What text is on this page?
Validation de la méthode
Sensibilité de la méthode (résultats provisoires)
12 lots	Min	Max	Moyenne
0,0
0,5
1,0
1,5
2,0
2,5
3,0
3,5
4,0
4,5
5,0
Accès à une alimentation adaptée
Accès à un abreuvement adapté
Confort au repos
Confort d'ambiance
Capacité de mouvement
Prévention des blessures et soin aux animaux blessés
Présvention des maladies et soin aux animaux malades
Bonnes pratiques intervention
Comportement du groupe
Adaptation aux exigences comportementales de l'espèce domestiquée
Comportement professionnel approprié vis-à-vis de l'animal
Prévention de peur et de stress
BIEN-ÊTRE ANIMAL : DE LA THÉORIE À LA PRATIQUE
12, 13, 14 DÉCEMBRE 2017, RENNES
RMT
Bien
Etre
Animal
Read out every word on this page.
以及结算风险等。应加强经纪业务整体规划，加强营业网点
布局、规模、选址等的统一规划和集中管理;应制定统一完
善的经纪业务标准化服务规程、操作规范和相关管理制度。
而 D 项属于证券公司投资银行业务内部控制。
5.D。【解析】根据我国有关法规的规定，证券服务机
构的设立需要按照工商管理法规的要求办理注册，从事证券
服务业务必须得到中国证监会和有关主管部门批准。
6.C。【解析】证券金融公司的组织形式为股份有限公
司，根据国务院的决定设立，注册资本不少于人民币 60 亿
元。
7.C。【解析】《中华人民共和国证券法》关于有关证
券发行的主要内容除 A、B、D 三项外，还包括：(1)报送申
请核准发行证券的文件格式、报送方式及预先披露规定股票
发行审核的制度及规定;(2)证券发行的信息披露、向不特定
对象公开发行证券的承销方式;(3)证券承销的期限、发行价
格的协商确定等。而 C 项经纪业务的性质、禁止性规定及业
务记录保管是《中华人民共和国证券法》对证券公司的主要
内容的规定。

* WHAT NEEDS TO BE DONE *
Locate the word "méthode" in the entries, and copy every line where it is found.

* PROBLEM SOLUTION *
Validation de la méthode
Sensibilité de la méthode (résultats provisoires)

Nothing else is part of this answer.